> [TASK DESCRIPTION] From the listing, collect all lines containing the word "Menu".
>>
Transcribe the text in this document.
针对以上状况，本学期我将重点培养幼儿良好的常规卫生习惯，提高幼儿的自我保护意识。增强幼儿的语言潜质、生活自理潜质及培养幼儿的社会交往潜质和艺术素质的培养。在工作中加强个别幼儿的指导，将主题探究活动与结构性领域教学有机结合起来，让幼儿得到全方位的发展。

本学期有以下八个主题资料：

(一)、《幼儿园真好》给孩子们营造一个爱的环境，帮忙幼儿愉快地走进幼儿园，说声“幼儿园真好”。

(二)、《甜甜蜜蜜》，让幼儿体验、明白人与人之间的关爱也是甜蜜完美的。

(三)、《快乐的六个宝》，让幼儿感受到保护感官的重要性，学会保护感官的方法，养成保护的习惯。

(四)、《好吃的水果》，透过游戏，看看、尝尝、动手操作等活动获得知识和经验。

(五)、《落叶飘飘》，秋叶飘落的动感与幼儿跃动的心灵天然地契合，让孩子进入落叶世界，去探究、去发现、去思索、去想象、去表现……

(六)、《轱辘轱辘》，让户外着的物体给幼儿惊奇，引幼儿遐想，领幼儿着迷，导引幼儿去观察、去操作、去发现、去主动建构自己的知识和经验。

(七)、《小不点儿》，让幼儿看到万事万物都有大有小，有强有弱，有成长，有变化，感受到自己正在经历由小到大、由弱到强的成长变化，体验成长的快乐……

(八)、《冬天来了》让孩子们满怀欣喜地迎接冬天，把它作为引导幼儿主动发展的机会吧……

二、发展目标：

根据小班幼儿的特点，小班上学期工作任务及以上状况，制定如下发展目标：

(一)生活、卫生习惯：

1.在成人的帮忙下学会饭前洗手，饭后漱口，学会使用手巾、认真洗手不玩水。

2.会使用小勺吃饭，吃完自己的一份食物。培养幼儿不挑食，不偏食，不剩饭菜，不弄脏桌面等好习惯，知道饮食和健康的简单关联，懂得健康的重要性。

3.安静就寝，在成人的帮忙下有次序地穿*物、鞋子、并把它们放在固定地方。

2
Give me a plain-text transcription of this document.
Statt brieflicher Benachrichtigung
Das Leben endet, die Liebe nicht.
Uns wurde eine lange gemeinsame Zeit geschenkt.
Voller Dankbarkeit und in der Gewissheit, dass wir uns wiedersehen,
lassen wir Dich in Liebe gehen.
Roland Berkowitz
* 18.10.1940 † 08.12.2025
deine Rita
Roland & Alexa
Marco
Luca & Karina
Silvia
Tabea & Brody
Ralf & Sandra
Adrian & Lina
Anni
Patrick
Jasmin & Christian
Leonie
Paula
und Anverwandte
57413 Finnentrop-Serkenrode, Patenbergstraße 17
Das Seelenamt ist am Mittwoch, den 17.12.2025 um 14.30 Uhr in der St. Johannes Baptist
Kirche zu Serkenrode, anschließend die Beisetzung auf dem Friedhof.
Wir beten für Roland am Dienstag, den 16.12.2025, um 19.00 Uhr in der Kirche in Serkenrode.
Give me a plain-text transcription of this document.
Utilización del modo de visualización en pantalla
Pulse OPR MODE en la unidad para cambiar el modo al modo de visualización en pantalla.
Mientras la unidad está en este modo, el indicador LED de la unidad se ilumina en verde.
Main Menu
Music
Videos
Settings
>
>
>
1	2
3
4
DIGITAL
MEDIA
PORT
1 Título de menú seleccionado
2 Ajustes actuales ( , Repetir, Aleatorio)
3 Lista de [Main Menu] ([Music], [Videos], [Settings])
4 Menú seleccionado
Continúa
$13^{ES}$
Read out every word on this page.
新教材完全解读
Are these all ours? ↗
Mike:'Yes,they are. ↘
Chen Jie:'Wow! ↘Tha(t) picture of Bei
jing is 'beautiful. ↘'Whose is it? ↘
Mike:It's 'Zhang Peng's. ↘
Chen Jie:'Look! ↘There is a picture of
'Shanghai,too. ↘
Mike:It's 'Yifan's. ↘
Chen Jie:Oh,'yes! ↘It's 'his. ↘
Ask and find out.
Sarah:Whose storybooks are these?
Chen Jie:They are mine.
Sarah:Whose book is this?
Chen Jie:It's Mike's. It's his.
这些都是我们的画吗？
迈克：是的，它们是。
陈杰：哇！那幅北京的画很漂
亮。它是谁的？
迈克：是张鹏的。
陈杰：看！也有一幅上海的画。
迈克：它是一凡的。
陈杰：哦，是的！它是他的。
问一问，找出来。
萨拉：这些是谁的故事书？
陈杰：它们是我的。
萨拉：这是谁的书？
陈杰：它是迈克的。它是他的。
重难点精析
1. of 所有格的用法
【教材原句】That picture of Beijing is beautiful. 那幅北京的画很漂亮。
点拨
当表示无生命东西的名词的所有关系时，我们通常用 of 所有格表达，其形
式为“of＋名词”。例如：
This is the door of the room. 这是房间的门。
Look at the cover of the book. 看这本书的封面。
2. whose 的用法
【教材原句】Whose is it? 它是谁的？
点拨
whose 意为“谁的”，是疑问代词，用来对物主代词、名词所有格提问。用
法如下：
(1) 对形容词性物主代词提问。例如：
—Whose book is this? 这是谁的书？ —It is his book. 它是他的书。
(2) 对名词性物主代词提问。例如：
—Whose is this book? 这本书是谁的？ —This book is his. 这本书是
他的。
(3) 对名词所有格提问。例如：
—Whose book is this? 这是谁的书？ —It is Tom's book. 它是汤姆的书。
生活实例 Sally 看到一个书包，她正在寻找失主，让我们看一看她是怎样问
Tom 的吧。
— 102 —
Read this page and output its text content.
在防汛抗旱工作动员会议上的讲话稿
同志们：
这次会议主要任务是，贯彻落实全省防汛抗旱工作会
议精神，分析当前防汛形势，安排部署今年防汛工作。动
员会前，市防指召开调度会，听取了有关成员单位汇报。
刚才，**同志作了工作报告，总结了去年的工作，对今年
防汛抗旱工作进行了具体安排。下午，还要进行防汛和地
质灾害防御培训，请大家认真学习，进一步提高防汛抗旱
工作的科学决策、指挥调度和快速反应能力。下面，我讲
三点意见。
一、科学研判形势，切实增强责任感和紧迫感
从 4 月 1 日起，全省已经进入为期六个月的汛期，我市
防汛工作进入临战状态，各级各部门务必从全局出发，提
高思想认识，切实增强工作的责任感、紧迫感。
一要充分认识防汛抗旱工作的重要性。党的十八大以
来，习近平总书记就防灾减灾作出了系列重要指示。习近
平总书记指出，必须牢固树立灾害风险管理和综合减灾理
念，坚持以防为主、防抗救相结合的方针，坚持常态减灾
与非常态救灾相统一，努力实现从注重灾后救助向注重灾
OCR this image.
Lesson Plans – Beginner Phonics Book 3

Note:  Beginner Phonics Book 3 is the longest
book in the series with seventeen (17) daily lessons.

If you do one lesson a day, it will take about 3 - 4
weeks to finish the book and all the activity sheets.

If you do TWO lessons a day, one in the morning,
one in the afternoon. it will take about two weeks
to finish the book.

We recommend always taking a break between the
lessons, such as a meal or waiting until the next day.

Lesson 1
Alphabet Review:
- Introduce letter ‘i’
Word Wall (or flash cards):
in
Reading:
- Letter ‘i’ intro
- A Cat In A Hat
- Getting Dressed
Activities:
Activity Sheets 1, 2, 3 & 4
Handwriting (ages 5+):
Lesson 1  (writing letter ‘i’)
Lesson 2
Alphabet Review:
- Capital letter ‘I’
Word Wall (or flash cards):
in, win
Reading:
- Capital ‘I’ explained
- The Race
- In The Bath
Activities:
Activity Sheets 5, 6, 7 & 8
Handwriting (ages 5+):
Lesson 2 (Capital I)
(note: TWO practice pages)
<<
> [WRITTEN ANSWER]
Main Menu
3 Lista de [Main Menu] ([Music], [Videos], [Settings])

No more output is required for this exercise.